## What you will do:
Write the material out again in full, word for word. Do not include the pictures.

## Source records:
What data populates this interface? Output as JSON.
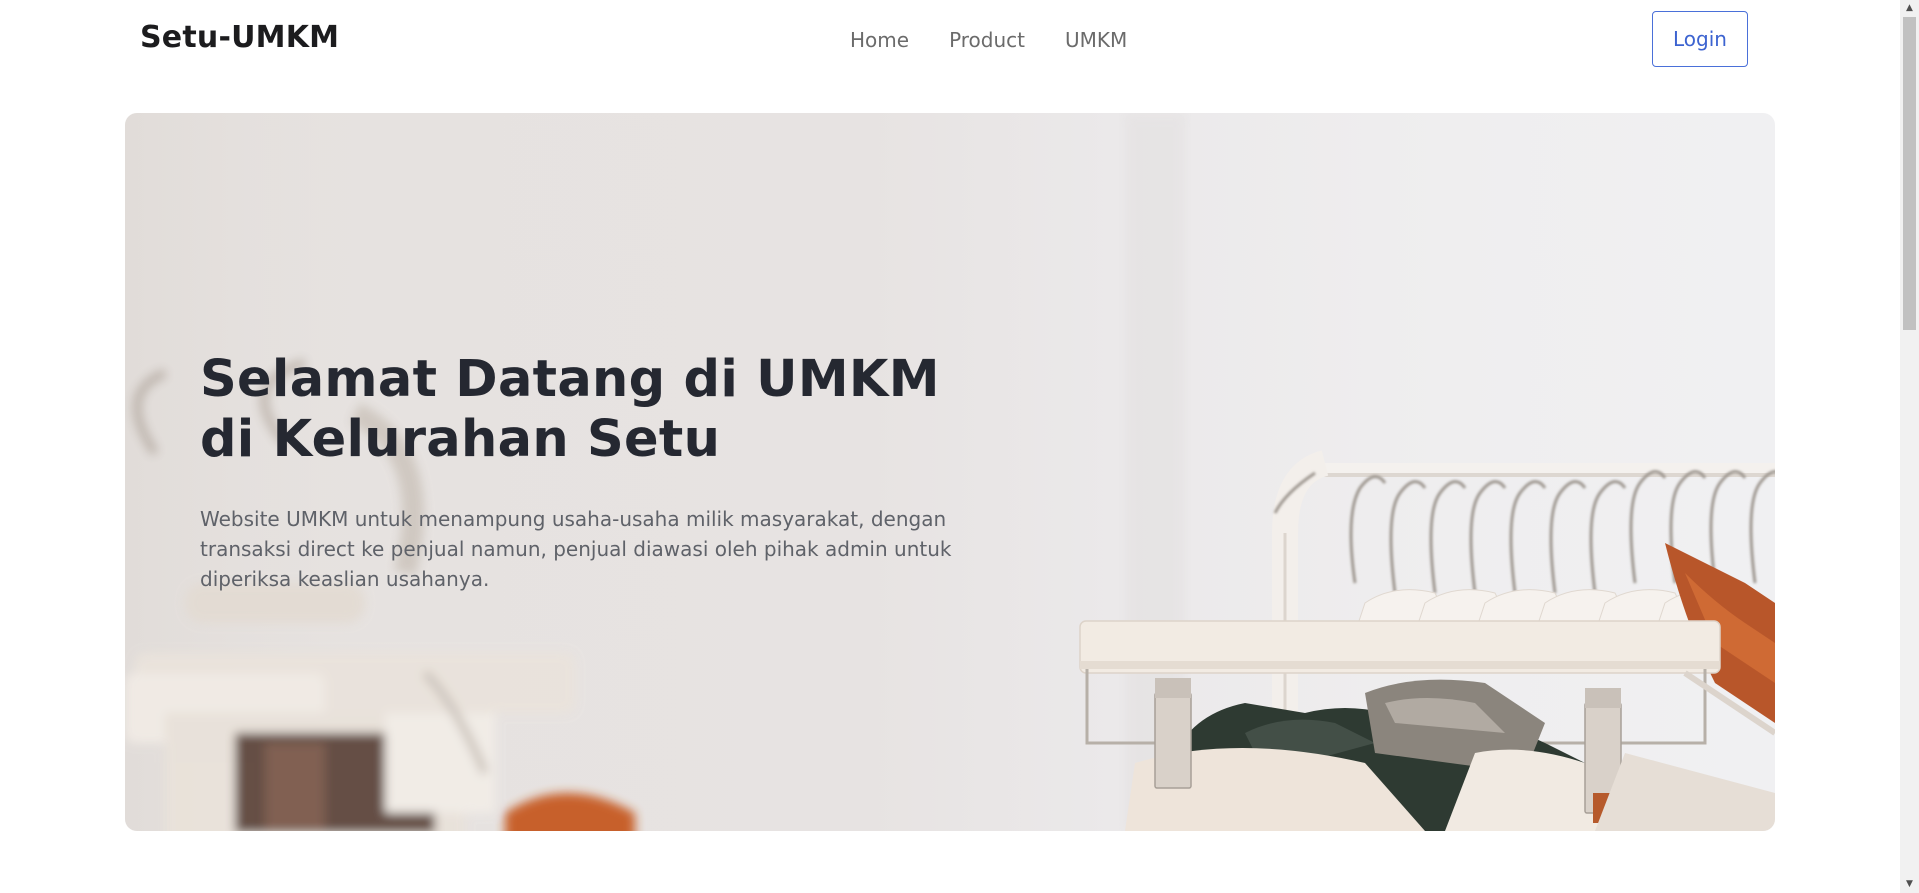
{
  "navbar": {
    "brand": "Setu-UMKM",
    "links": [
      "Home",
      "Product",
      "UMKM"
    ],
    "login_label": "Login"
  },
  "hero": {
    "title_line1": "Selamat Datang di UMKM",
    "title_line2": "di Kelurahan Setu",
    "description": "Website UMKM untuk menampung usaha-usaha milik masyarakat, dengan transaksi direct ke penjual namun, penjual diawasi oleh pihak admin untuk diperiksa keaslian usahanya."
  },
  "colors": {
    "accent": "#3c63d0",
    "title_text": "#252831",
    "body_text": "#5f6269"
  }
}
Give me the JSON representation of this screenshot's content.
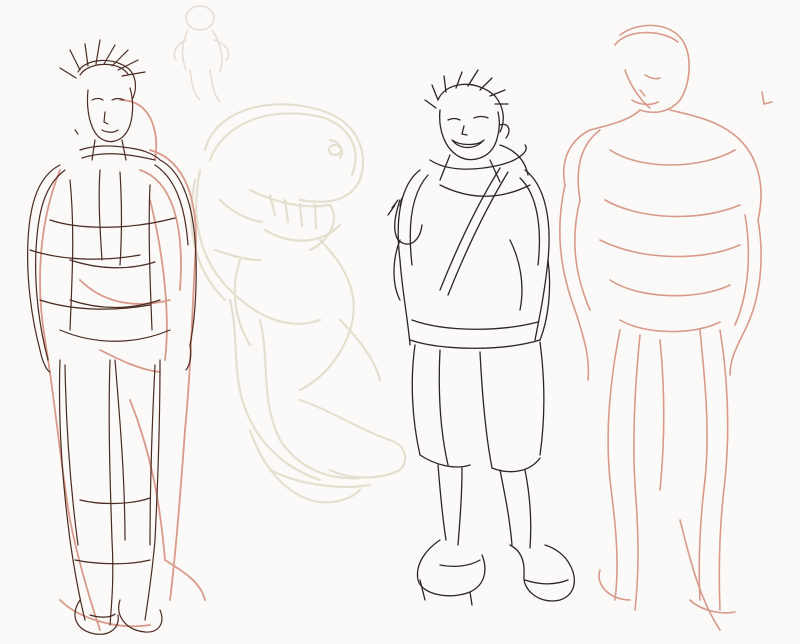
{
  "scene": {
    "background_color": "#fbfaf8",
    "colors": {
      "dark_ink": "#4a2a22",
      "black_ink": "#2a2626",
      "red_sketch": "#d89a8a",
      "beige_sketch": "#e4dfce",
      "ghost_sketch": "#e8ddd5"
    }
  }
}
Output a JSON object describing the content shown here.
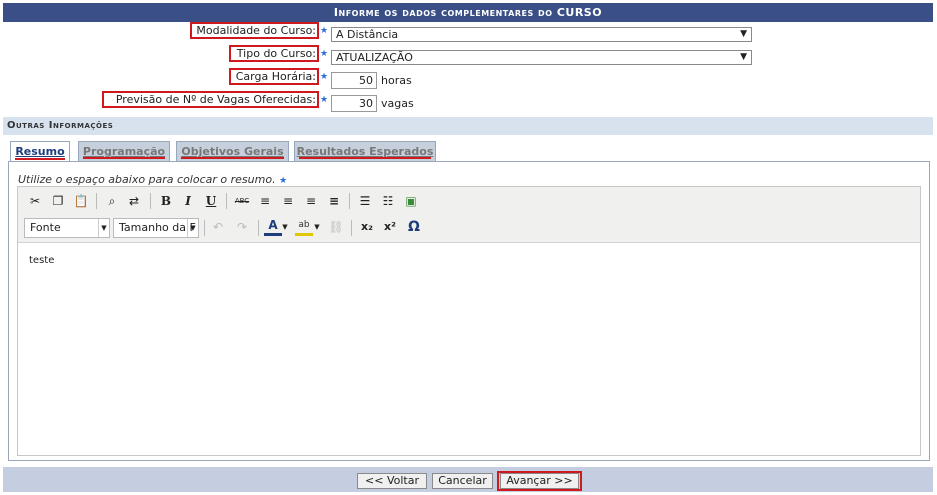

## Exercise solution:
What data populates this interface? Output as JSON.
{
  "navbar": {
    "brand": "Setu-UMKM",
    "links": [
      "Home",
      "Product",
      "UMKM"
    ],
    "login_label": "Login"
  },
  "hero": {
    "title_line1": "Selamat Datang di UMKM",
    "title_line2": "di Kelurahan Setu",
    "description": "Website UMKM untuk menampung usaha-usaha milik masyarakat, dengan transaksi direct ke penjual namun, penjual diawasi oleh pihak admin untuk diperiksa keaslian usahanya."
  },
  "colors": {
    "accent": "#3c63d0",
    "title_text": "#252831",
    "body_text": "#5f6269"
  }
}
Give me the JSON representation of this screenshot's content.
{
  "scene": {
    "background_color": "#fbfaf8",
    "colors": {
      "dark_ink": "#4a2a22",
      "black_ink": "#2a2626",
      "red_sketch": "#d89a8a",
      "beige_sketch": "#e4dfce",
      "ghost_sketch": "#e8ddd5"
    }
  }
}
Output a JSON object describing the content shown here.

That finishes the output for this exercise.